Copy the rows word for word, starting at the line with "cell-F16[interactable]: 0.73 (670, 563, 785, 594)" and going through the line with "cell-C15[interactable]: Smith (304, 532, 452, 563)", both included.

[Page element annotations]
** Begin **

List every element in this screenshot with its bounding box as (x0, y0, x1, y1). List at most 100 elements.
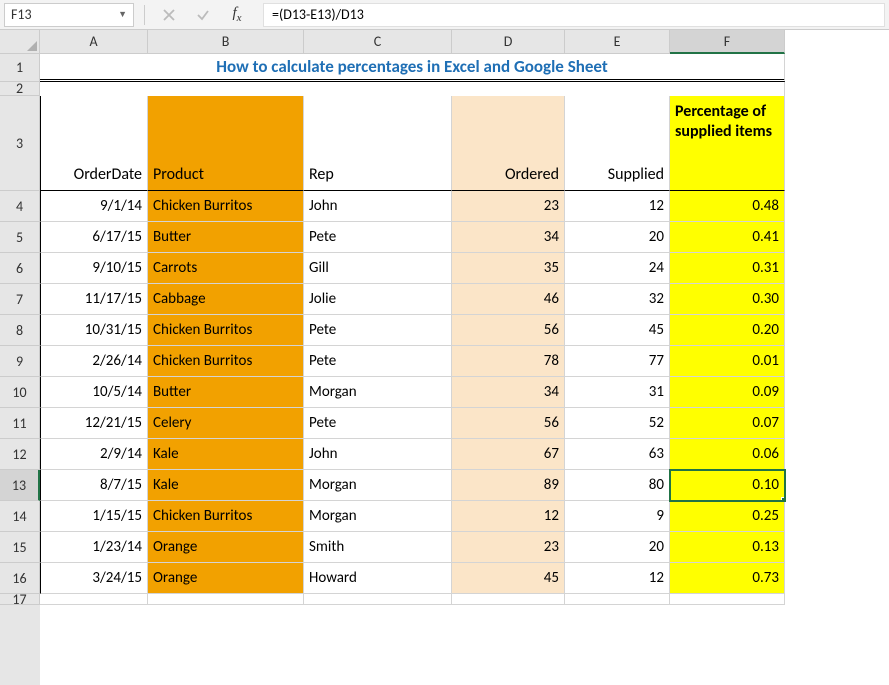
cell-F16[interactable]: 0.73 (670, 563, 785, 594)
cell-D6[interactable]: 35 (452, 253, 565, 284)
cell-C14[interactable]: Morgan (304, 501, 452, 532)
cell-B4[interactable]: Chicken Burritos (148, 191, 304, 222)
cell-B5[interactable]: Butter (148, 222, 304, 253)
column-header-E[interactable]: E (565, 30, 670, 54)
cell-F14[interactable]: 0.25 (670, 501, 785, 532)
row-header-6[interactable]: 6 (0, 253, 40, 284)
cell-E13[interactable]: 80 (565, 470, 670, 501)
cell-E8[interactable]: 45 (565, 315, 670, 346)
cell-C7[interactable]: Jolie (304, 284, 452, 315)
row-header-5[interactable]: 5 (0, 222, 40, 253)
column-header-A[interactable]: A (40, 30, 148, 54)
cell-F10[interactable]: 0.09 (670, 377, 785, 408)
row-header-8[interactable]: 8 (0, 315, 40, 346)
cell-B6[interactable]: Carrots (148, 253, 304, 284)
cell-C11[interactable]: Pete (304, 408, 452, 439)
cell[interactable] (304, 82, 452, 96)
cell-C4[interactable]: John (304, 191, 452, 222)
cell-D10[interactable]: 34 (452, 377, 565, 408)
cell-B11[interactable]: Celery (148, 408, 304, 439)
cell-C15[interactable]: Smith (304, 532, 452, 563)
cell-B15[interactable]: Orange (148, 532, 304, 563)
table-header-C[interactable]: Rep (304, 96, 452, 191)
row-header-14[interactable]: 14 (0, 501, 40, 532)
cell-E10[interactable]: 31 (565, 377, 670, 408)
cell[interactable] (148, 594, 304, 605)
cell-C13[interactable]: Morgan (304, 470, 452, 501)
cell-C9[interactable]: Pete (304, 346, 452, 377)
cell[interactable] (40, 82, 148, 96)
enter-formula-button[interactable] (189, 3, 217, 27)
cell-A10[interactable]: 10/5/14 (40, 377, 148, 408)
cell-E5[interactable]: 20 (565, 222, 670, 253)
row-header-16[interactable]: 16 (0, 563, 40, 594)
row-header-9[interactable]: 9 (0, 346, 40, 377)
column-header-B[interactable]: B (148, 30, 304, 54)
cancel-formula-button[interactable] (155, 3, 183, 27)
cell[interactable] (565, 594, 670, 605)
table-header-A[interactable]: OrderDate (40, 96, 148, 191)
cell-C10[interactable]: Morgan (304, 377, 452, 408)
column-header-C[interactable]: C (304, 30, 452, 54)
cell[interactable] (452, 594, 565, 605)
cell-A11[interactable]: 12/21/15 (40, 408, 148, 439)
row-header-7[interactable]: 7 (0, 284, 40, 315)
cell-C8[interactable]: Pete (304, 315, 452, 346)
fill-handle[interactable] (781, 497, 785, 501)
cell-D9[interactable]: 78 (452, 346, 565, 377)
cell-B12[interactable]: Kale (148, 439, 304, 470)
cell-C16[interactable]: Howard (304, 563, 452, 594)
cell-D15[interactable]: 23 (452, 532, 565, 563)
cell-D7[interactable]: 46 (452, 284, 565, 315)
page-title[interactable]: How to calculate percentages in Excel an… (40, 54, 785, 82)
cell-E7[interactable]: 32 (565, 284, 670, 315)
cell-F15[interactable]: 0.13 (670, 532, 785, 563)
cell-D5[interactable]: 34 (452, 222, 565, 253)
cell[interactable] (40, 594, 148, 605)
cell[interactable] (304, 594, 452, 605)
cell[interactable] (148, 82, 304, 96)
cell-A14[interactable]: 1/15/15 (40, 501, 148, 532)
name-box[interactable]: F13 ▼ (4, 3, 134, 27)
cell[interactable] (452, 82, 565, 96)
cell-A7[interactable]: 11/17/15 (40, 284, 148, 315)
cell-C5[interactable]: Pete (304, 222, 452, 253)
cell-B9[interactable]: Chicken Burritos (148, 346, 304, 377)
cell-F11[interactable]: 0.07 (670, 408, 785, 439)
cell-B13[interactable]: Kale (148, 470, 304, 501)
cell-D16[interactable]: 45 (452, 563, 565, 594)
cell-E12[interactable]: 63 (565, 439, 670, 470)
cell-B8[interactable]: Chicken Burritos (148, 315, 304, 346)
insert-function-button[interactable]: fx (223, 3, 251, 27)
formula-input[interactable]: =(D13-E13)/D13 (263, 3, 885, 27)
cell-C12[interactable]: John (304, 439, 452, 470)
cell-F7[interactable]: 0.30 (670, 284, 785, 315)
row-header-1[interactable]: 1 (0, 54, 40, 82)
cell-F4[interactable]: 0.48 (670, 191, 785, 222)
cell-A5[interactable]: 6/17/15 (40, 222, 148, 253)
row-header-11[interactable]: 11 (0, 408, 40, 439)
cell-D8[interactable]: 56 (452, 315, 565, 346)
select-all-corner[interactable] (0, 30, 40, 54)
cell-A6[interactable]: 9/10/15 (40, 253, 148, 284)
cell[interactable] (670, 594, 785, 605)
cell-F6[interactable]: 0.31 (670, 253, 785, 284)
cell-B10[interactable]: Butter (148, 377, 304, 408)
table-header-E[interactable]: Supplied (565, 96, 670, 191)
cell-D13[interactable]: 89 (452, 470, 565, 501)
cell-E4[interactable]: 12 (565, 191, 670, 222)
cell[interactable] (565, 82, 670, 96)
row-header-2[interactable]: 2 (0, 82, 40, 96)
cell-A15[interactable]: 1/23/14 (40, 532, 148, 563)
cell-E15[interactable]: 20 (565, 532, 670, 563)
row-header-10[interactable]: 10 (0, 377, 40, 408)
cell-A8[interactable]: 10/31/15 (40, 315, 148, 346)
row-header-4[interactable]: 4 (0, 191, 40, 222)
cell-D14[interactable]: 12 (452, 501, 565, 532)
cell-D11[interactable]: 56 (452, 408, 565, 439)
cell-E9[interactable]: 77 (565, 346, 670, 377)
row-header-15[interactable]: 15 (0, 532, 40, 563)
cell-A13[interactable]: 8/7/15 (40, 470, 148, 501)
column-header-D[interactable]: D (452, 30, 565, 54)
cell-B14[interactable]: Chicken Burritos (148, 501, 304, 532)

** End **
** Begin **

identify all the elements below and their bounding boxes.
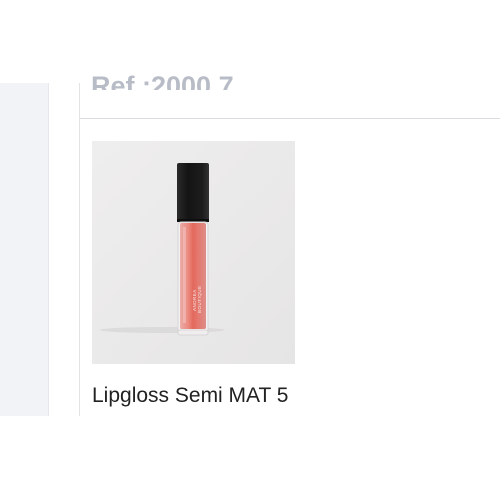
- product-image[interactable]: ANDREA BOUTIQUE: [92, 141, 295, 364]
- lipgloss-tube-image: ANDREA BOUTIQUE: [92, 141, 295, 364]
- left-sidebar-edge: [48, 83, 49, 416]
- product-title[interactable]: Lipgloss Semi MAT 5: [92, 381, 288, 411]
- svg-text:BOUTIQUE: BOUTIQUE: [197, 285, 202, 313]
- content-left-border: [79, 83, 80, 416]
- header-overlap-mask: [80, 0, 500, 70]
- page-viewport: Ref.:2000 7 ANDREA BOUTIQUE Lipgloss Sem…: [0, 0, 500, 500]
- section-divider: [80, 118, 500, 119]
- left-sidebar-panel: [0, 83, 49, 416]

** End **

The reply -
cell-F16[interactable]: 0.73 (670, 563, 785, 594)
cell-D6[interactable]: 35 (452, 253, 565, 284)
cell-C14[interactable]: Morgan (304, 501, 452, 532)
cell-B4[interactable]: Chicken Burritos (148, 191, 304, 222)
cell-B5[interactable]: Butter (148, 222, 304, 253)
column-header-E[interactable]: E (565, 30, 670, 54)
cell-F14[interactable]: 0.25 (670, 501, 785, 532)
row-header-6[interactable]: 6 (0, 253, 40, 284)
cell-E13[interactable]: 80 (565, 470, 670, 501)
cell-E8[interactable]: 45 (565, 315, 670, 346)
cell-C7[interactable]: Jolie (304, 284, 452, 315)
row-header-5[interactable]: 5 (0, 222, 40, 253)
column-header-A[interactable]: A (40, 30, 148, 54)
cell-F10[interactable]: 0.09 (670, 377, 785, 408)
row-header-8[interactable]: 8 (0, 315, 40, 346)
cell-B6[interactable]: Carrots (148, 253, 304, 284)
cell-C11[interactable]: Pete (304, 408, 452, 439)
cell[interactable] (304, 82, 452, 96)
cell-C4[interactable]: John (304, 191, 452, 222)
cell-D10[interactable]: 34 (452, 377, 565, 408)
cell-B11[interactable]: Celery (148, 408, 304, 439)
cell-C15[interactable]: Smith (304, 532, 452, 563)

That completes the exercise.